### To do
Pictures in the records should not be copied, but every other part must be repeated exactly.

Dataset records
-- Begin --

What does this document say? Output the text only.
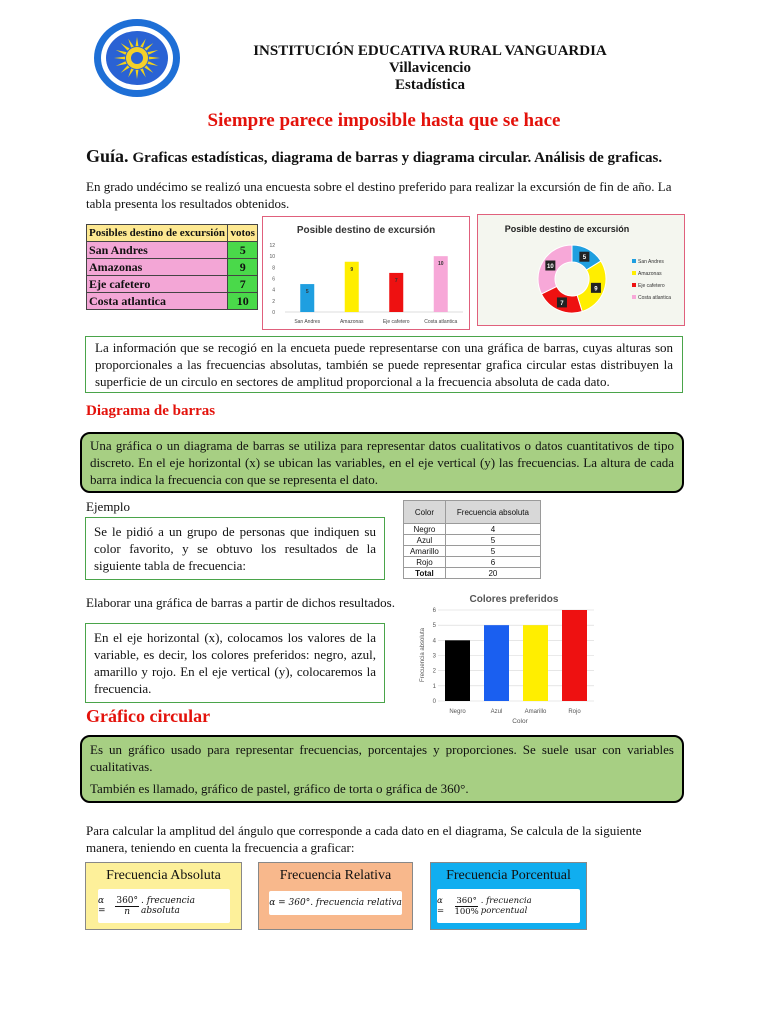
INSTITUCIÓN EDUCATIVA RURAL VANGUARDIA
Villavicencio
Estadística
Siempre parece imposible hasta que se hace
Guía. Graficas estadísticas, diagrama de barras y diagrama circular. Análisis de graficas.
En grado undécimo se realizó una encuesta sobre el destino preferido para realizar la excursión de fin de año. La tabla presenta los resultados obtenidos.
Posibles destino de excursión	votos
San Andres	5
Amazonas	9
Eje cafetero	7
Costa atlantica	10
Posible destino de excursión
0
2
4
6
8
10
12
5
San Andres
9
Amazonas
7
Eje cafetero
10
Costa atlantica
Posible destino de excursión
5
9
7
10
San Andres
Amazonas
Eje cafetero
Costa atlantica
La información que se recogió en la encueta puede representarse con una gráfica de barras, cuyas alturas son proporcionales a las frecuencias absolutas, también se puede representar grafica circular estas distribuyen la superficie de un circulo en sectores de amplitud proporcional a la frecuencia absoluta de cada dato.
Diagrama de barras
Una gráfica o un diagrama de barras se utiliza para representar datos cualitativos o datos cuantitativos de tipo discreto. En el eje horizontal (x) se ubican las variables, en el eje vertical (y) las frecuencias. La altura de cada barra indica la frecuencia con que se representa el dato.
Ejemplo
Se le pidió a un grupo de personas que indiquen su color favorito, y se obtuvo los resultados de la siguiente tabla de frecuencia:
Color	Frecuencia absoluta
Negro	4
Azul	5
Amarillo	5
Rojo	6
Total	20
Elaborar una gráfica de barras a partir de dichos resultados.
En el eje horizontal (x), colocamos los valores de la variable, es decir, los colores preferidos: negro, azul, amarillo y rojo. En el eje vertical (y), colocaremos la frecuencia.
Colores preferidos
0
1
2
3
4
5
6
Frecuencia absoluta
Negro	Azul	Amarillo	Rojo
Color
Gráfico circular
Es un gráfico usado para representar frecuencias, porcentajes y proporciones. Se suele usar con variables cualitativas.
También es llamado, gráfico de pastel, gráfico de torta o gráfica de 360°.
Para calcular la amplitud del ángulo que corresponde a cada dato en el diagrama, Se calcula de la siguiente manera, teniendo en cuenta la frecuencia a graficar:
Frecuencia Absoluta
α =	$\frac{360^\circ}{n}$ . frecuencia absoluta
Frecuencia Relativa
α = 360°. frecuencia relativa
Frecuencia Porcentual
α =	$\frac{360^\circ}{100\%}$ . frecuencia porcentual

-- End --

### Solution
What does this document say? Output the text only.
INSTITUCIÓN EDUCATIVA RURAL VANGUARDIA
Villavicencio
Estadística
Siempre parece imposible hasta que se hace
Guía. Graficas estadísticas, diagrama de barras y diagrama circular. Análisis de graficas.
En grado undécimo se realizó una encuesta sobre el destino preferido para realizar la excursión de fin de año. La tabla presenta los resultados obtenidos.
Posibles destino de excursión	votos
San Andres	5
Amazonas	9
Eje cafetero	7
Costa atlantica	10
Posible destino de excursión
0
2
4
6
8
10
12
5
San Andres
9
Amazonas
7
Eje cafetero
10
Costa atlantica
Posible destino de excursión
5
9
7
10
San Andres
Amazonas
Eje cafetero
Costa atlantica
La información que se recogió en la encueta puede representarse con una gráfica de barras, cuyas alturas son proporcionales a las frecuencias absolutas, también se puede representar grafica circular estas distribuyen la superficie de un circulo en sectores de amplitud proporcional a la frecuencia absoluta de cada dato.
Diagrama de barras
Una gráfica o un diagrama de barras se utiliza para representar datos cualitativos o datos cuantitativos de tipo discreto. En el eje horizontal (x) se ubican las variables, en el eje vertical (y) las frecuencias. La altura de cada barra indica la frecuencia con que se representa el dato.
Ejemplo
Se le pidió a un grupo de personas que indiquen su color favorito, y se obtuvo los resultados de la siguiente tabla de frecuencia:
Color	Frecuencia absoluta
Negro	4
Azul	5
Amarillo	5
Rojo	6
Total	20
Elaborar una gráfica de barras a partir de dichos resultados.
En el eje horizontal (x), colocamos los valores de la variable, es decir, los colores preferidos: negro, azul, amarillo y rojo. En el eje vertical (y), colocaremos la frecuencia.
Colores preferidos
0
1
2
3
4
5
6
Frecuencia absoluta
Negro	Azul	Amarillo	Rojo
Color
Gráfico circular
Es un gráfico usado para representar frecuencias, porcentajes y proporciones. Se suele usar con variables cualitativas.
También es llamado, gráfico de pastel, gráfico de torta o gráfica de 360°.
Para calcular la amplitud del ángulo que corresponde a cada dato en el diagrama, Se calcula de la siguiente manera, teniendo en cuenta la frecuencia a graficar:
Frecuencia Absoluta
α =	$\frac{360^\circ}{n}$ . frecuencia absoluta
Frecuencia Relativa
α = 360°. frecuencia relativa
Frecuencia Porcentual
α =	$\frac{360^\circ}{100\%}$ . frecuencia porcentual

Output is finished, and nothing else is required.